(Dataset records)

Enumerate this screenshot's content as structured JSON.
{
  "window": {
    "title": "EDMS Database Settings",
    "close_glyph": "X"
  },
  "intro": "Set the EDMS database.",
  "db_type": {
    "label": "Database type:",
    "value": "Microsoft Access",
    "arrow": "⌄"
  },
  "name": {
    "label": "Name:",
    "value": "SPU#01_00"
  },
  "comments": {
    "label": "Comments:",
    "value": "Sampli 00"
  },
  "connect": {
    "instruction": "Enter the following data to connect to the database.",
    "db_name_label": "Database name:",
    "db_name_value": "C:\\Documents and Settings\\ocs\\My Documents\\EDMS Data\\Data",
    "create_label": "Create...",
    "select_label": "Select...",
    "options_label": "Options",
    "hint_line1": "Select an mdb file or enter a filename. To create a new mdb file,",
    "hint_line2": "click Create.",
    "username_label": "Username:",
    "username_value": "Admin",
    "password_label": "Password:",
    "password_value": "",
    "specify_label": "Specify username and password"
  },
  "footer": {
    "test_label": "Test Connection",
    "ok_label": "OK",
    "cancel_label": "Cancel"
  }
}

EXERCISE TASK → Exactly as shown, repeat every record.

FINAL ANSWER →
Enumerate this screenshot's content as structured JSON.
{
  "window": {
    "title": "EDMS Database Settings",
    "close_glyph": "X"
  },
  "intro": "Set the EDMS database.",
  "db_type": {
    "label": "Database type:",
    "value": "Microsoft Access",
    "arrow": "⌄"
  },
  "name": {
    "label": "Name:",
    "value": "SPU#01_00"
  },
  "comments": {
    "label": "Comments:",
    "value": "Sampli 00"
  },
  "connect": {
    "instruction": "Enter the following data to connect to the database.",
    "db_name_label": "Database name:",
    "db_name_value": "C:\\Documents and Settings\\ocs\\My Documents\\EDMS Data\\Data",
    "create_label": "Create...",
    "select_label": "Select...",
    "options_label": "Options",
    "hint_line1": "Select an mdb file or enter a filename. To create a new mdb file,",
    "hint_line2": "click Create.",
    "username_label": "Username:",
    "username_value": "Admin",
    "password_label": "Password:",
    "password_value": "",
    "specify_label": "Specify username and password"
  },
  "footer": {
    "test_label": "Test Connection",
    "ok_label": "OK",
    "cancel_label": "Cancel"
  }
}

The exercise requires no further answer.